Written instruction. In the entries below, find the lines with the word "stars" and copy them.

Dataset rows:
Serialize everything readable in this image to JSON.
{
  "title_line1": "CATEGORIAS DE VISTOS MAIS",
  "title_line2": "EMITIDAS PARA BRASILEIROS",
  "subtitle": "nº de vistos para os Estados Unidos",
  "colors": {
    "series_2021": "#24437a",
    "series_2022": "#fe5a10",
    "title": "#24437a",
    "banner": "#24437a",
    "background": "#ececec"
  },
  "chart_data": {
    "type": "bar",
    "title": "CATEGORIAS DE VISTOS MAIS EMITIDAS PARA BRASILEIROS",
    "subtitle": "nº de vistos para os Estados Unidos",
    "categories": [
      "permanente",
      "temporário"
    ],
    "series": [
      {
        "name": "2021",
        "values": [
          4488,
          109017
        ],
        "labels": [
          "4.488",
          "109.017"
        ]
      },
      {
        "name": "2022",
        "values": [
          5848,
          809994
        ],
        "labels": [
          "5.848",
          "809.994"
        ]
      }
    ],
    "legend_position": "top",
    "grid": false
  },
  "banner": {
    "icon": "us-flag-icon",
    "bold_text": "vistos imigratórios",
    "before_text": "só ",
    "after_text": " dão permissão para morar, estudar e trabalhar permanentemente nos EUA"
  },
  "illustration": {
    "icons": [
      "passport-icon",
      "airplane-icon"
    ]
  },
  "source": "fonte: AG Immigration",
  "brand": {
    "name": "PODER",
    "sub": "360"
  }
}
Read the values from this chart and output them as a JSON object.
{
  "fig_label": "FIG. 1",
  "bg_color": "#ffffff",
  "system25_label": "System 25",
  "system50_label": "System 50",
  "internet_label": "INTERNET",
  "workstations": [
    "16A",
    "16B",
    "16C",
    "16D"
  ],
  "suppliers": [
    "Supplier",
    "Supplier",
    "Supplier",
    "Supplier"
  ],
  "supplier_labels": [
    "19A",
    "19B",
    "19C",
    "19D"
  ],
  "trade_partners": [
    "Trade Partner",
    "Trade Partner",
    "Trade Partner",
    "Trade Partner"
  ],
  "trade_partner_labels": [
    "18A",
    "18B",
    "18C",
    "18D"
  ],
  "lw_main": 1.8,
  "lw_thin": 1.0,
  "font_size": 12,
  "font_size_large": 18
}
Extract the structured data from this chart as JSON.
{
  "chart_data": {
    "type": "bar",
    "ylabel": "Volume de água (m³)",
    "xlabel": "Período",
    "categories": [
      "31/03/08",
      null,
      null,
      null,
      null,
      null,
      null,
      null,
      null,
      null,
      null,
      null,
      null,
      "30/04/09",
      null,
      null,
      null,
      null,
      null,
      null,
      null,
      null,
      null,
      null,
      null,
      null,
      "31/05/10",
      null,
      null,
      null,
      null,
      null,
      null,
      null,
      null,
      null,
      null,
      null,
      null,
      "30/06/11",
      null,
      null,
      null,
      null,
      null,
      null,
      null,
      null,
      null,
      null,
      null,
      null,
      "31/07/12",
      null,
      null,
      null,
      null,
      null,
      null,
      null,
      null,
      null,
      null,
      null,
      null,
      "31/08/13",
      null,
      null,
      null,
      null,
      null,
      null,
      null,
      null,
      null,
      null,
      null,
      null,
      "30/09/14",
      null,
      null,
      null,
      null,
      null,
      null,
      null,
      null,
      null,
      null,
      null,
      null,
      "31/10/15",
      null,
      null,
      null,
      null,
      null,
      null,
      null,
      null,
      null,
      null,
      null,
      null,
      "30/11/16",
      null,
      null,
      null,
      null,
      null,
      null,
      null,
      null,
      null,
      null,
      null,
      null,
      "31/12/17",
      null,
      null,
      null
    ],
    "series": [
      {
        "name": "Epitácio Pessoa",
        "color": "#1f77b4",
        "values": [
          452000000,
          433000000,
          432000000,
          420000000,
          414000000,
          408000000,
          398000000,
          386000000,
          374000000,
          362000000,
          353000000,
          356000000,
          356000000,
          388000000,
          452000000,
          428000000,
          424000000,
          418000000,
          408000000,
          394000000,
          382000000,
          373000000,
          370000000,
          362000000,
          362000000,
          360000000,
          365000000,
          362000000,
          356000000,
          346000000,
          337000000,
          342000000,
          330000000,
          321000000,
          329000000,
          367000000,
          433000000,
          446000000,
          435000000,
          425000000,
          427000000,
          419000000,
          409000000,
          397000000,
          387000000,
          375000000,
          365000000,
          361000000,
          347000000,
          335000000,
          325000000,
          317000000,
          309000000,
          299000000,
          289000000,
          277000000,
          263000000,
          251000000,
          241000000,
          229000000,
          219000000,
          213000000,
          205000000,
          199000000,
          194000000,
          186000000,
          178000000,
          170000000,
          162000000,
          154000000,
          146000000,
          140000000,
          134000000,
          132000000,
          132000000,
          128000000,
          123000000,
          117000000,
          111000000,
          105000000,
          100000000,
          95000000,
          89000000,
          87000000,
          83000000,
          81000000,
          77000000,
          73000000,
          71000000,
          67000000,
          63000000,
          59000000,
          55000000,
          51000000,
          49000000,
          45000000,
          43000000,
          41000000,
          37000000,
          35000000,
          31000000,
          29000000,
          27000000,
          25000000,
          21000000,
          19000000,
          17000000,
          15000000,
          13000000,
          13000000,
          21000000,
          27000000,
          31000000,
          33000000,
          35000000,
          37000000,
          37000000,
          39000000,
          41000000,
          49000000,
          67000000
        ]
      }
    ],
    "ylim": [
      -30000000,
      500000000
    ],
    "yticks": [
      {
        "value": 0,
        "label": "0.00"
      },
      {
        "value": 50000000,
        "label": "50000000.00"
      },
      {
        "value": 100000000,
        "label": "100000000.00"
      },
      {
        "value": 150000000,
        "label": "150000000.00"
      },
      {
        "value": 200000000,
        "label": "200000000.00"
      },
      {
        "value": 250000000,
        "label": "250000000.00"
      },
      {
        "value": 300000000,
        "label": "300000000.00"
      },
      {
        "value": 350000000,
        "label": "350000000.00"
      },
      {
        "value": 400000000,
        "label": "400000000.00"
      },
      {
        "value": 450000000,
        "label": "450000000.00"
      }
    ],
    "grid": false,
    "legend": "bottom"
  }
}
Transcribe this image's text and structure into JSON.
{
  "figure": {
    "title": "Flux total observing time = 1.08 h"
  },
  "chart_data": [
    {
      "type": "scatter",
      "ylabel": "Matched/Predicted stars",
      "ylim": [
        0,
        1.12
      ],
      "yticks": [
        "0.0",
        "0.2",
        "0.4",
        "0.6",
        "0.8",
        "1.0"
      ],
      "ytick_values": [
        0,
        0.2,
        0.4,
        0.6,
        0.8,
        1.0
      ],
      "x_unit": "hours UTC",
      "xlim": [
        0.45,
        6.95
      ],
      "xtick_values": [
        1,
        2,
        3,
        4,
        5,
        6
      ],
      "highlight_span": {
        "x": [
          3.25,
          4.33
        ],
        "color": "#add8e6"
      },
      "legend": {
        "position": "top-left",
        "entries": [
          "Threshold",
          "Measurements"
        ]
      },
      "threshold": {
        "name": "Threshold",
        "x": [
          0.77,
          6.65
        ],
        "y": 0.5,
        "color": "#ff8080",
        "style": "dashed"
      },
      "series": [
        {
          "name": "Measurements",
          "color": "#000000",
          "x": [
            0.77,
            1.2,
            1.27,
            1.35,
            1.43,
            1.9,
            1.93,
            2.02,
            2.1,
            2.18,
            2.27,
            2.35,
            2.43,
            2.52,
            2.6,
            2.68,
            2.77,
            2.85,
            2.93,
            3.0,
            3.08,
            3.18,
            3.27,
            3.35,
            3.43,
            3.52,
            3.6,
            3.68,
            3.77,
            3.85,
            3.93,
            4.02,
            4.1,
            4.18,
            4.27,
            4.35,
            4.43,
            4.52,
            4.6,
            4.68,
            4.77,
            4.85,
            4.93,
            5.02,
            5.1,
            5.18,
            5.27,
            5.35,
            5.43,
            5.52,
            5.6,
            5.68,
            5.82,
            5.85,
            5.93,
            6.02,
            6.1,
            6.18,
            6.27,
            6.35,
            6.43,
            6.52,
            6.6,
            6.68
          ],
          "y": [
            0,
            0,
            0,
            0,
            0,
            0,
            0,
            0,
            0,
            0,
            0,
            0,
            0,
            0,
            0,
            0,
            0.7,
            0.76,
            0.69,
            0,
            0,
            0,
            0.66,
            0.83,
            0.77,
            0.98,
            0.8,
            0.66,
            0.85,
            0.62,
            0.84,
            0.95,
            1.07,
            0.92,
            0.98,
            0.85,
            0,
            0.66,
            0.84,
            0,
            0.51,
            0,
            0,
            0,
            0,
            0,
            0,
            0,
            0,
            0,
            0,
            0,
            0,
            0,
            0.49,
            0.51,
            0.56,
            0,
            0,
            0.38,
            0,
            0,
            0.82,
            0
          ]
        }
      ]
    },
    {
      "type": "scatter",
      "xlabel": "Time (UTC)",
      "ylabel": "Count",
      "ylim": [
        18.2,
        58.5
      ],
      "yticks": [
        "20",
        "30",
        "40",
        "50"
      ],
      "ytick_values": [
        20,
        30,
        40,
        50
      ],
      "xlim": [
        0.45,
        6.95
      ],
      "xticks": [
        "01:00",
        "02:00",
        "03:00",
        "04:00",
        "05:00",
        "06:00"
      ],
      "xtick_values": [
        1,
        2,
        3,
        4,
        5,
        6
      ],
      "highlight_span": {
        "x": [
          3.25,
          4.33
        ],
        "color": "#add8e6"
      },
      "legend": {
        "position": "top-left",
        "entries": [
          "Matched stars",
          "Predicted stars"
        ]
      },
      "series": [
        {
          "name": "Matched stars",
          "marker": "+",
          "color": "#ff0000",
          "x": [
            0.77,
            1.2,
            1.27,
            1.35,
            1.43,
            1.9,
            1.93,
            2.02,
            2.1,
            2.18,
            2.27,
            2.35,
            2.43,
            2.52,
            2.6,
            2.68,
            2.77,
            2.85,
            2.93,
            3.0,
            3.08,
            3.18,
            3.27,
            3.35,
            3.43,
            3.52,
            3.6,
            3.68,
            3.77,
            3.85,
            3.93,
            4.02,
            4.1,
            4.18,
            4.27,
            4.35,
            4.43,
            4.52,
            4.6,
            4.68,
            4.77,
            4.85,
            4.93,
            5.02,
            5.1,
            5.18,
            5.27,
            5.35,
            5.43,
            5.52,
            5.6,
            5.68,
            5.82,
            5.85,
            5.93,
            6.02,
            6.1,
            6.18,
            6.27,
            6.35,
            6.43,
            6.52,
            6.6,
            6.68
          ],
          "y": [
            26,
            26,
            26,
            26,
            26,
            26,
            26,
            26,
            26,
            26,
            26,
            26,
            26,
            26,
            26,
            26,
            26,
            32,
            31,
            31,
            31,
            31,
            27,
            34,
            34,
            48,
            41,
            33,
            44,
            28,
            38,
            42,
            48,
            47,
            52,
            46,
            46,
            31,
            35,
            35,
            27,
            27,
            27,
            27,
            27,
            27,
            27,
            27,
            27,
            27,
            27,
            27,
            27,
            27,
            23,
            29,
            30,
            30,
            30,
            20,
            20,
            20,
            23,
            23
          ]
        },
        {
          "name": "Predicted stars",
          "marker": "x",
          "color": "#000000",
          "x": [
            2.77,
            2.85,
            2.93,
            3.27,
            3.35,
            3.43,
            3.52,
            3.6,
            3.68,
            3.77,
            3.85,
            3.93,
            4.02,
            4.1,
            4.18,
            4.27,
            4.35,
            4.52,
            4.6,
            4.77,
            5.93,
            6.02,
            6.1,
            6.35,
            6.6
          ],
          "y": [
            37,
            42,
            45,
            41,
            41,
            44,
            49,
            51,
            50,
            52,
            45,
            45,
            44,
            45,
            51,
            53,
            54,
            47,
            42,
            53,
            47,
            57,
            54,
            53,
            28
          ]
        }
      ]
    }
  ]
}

Result for this exercise.
      "ylabel": "Matched/Predicted stars",
          "Matched stars",
          "Predicted stars"
          "name": "Matched stars",
          "name": "Predicted stars",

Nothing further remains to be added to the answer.